Collect each line of the records containing the string "blue".
______
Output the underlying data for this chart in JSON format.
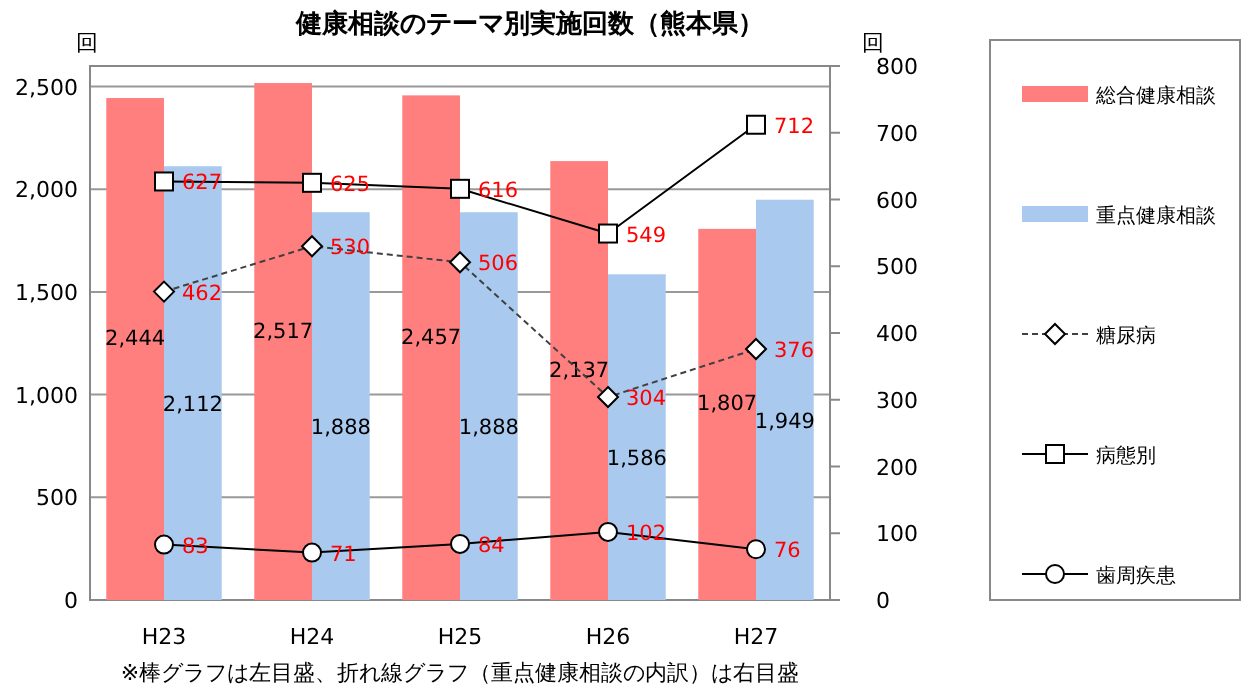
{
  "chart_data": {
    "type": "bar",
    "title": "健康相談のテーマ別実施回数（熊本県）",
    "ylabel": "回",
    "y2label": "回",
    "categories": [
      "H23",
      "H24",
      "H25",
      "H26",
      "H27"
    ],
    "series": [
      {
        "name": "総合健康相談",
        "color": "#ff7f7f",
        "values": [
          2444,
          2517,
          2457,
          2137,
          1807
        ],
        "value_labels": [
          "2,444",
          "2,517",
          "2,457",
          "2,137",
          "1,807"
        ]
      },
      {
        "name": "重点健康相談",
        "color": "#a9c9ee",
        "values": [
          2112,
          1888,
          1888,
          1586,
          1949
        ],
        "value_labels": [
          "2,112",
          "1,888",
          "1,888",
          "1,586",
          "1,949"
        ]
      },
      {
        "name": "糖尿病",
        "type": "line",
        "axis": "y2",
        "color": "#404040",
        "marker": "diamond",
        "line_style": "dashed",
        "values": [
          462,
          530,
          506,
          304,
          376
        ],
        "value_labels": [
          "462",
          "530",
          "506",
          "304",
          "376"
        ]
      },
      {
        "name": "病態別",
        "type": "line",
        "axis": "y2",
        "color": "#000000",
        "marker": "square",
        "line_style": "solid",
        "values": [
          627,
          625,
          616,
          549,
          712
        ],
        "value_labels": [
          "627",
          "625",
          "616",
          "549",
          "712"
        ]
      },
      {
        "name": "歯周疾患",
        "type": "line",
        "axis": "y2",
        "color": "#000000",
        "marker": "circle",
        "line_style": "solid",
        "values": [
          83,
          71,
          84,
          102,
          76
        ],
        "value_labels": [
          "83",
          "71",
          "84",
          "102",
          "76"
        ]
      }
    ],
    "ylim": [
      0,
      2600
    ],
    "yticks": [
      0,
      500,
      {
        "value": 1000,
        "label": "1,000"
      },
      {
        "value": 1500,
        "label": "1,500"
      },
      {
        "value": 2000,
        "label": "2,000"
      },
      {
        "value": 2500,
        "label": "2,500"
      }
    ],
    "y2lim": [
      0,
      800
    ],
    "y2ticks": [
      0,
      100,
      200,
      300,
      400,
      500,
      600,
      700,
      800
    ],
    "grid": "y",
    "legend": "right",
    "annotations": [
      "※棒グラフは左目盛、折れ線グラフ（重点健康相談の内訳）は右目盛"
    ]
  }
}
______
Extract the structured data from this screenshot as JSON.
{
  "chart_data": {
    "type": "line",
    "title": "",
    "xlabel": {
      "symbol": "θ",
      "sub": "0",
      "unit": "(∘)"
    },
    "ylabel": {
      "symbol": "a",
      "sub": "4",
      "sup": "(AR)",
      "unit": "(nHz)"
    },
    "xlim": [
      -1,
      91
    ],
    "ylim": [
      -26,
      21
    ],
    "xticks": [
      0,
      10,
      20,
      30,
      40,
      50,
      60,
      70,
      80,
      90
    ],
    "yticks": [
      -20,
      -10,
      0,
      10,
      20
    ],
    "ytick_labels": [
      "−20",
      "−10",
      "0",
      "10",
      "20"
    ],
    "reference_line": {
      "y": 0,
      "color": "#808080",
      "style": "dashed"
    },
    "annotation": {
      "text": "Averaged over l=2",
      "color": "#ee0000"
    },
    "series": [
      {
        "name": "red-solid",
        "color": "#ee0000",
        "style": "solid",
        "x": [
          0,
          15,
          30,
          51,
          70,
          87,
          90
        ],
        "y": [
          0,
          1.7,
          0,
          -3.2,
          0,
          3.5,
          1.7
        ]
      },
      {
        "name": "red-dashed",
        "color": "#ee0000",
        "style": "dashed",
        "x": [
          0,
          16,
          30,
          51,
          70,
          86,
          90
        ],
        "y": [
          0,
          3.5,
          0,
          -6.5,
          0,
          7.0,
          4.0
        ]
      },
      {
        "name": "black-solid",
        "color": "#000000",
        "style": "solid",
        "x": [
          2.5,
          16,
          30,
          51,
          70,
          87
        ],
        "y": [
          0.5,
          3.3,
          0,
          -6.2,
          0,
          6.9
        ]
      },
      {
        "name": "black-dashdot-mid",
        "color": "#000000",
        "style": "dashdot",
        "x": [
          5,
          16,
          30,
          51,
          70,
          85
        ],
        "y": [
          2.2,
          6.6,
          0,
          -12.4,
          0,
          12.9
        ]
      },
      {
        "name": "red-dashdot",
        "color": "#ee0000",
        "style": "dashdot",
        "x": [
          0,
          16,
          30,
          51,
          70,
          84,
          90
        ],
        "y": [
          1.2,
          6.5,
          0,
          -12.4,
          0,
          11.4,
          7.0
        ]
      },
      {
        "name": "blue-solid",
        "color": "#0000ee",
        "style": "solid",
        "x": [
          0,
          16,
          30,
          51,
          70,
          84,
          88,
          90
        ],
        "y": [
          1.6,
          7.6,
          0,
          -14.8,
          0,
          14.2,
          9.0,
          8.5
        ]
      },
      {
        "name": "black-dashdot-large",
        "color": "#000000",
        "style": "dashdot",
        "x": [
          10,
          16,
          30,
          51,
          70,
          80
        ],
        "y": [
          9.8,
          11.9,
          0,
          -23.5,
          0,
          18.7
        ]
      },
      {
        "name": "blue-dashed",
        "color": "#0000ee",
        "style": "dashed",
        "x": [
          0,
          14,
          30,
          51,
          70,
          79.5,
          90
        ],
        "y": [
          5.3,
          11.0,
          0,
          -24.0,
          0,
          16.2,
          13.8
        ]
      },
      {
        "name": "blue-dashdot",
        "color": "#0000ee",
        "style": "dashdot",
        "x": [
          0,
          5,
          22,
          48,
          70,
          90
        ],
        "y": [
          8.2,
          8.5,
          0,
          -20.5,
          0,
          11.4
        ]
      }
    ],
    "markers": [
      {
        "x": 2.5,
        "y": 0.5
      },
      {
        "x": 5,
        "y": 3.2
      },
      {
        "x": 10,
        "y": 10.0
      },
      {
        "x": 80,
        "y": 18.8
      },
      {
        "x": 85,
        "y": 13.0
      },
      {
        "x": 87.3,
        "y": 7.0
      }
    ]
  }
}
______
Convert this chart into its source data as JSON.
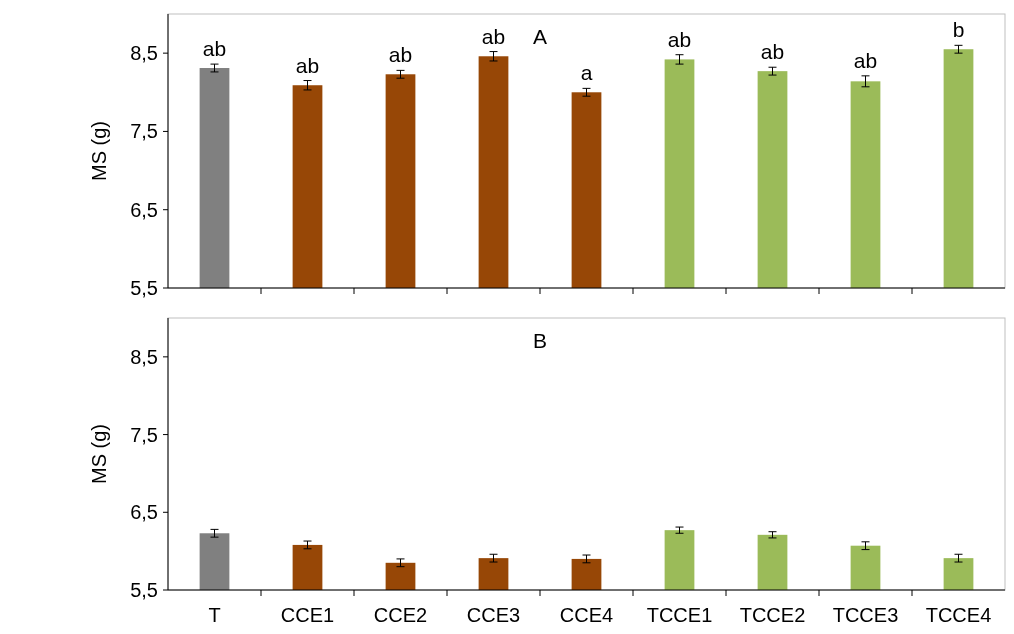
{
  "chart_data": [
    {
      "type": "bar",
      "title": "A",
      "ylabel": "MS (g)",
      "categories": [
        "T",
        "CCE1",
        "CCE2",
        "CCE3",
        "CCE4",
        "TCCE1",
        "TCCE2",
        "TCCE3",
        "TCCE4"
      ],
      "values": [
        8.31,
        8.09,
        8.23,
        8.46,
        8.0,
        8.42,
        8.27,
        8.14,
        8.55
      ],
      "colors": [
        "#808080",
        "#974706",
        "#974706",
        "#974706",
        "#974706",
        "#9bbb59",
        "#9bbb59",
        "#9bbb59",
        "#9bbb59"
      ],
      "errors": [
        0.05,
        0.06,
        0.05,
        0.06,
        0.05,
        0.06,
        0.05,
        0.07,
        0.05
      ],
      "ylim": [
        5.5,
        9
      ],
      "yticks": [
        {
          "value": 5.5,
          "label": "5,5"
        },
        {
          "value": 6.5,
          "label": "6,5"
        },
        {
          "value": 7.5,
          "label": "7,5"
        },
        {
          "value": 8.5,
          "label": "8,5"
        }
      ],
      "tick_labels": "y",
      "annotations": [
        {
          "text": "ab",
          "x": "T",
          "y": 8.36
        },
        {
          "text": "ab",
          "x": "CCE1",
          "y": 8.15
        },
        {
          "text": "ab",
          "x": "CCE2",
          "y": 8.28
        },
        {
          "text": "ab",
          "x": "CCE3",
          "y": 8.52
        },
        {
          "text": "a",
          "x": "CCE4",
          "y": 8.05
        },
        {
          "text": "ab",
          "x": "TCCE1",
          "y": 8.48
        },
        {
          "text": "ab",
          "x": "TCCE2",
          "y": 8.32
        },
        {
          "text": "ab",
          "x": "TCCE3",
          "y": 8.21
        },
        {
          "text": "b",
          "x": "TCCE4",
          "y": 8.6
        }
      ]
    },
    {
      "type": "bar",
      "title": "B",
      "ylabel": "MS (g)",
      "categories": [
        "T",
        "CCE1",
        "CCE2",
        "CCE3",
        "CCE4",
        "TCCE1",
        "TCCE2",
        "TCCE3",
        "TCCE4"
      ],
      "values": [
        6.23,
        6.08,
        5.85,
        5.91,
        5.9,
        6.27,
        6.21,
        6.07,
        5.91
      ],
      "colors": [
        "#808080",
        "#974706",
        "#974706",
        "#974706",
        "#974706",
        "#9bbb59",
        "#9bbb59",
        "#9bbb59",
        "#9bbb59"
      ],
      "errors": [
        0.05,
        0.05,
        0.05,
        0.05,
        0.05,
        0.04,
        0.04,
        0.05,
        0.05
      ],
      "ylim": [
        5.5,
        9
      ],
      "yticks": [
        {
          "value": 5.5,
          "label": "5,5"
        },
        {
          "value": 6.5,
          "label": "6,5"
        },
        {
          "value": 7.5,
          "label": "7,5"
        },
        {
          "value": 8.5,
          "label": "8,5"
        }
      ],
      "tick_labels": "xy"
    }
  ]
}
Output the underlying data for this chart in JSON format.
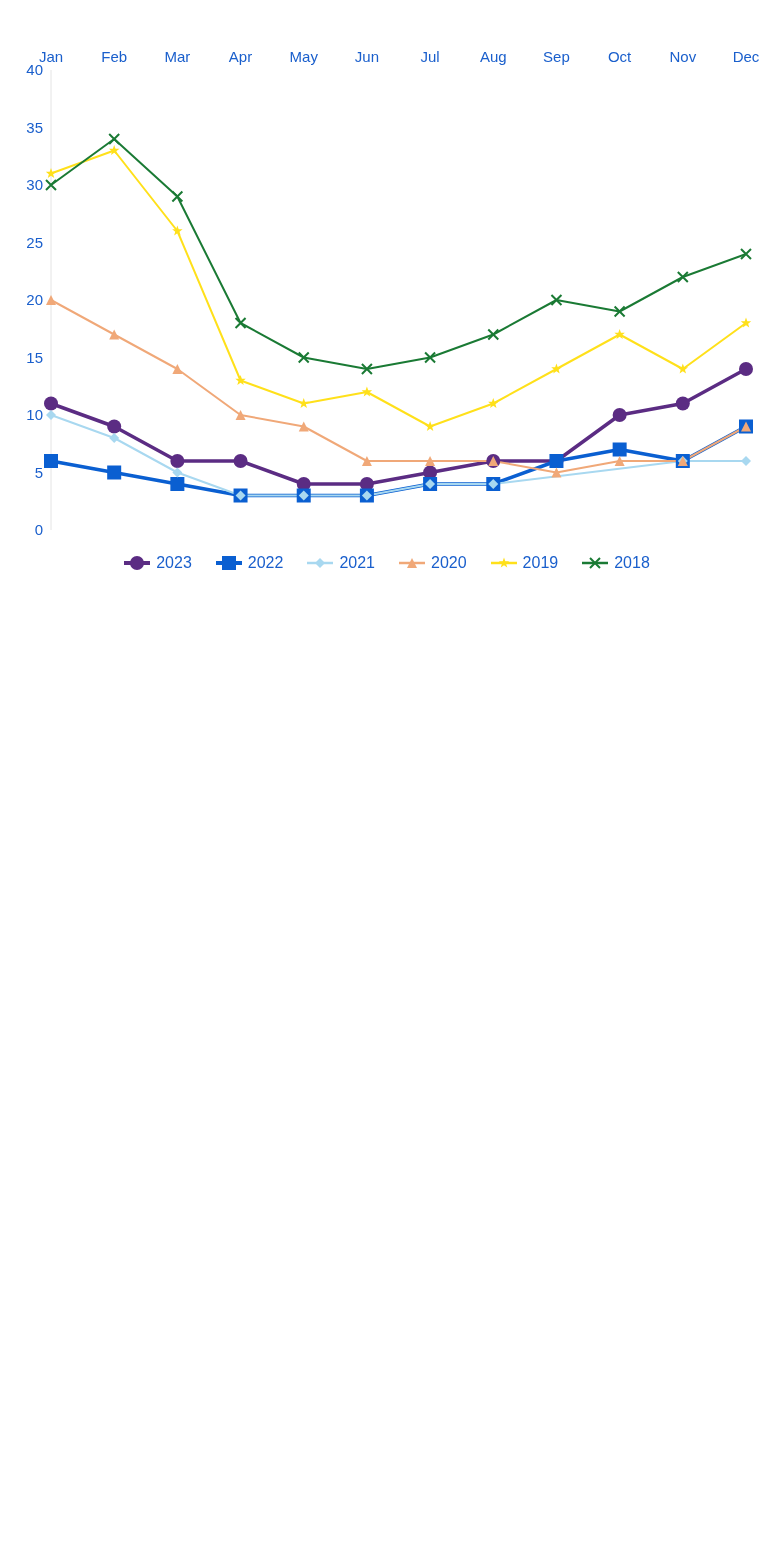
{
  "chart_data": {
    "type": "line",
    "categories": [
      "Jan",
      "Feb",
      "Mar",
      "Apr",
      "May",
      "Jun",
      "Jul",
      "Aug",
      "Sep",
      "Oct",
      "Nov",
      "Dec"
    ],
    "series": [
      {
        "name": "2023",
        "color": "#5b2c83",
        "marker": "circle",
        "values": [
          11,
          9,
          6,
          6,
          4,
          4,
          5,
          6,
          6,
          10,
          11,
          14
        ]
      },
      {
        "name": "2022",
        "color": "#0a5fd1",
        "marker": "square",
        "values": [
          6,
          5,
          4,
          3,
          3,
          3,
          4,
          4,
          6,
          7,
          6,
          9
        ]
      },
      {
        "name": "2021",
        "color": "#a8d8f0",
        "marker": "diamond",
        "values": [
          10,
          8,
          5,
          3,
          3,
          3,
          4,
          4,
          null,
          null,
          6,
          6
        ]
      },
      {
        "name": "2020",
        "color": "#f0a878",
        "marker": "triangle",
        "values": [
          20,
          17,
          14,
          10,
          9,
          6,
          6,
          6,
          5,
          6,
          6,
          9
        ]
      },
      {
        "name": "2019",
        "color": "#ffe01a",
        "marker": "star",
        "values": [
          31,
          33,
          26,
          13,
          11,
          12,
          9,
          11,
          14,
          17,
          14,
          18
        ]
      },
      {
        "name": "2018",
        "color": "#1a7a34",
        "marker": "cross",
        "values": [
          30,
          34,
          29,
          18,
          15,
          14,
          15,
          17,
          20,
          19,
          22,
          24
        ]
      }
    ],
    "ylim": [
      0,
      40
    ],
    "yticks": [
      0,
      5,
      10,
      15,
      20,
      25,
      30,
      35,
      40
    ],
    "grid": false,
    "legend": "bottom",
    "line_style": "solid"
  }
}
______
▶ **Completed task**:
        "name": "blue-solid",
        "name": "blue-dashed",
        "name": "blue-dashdot",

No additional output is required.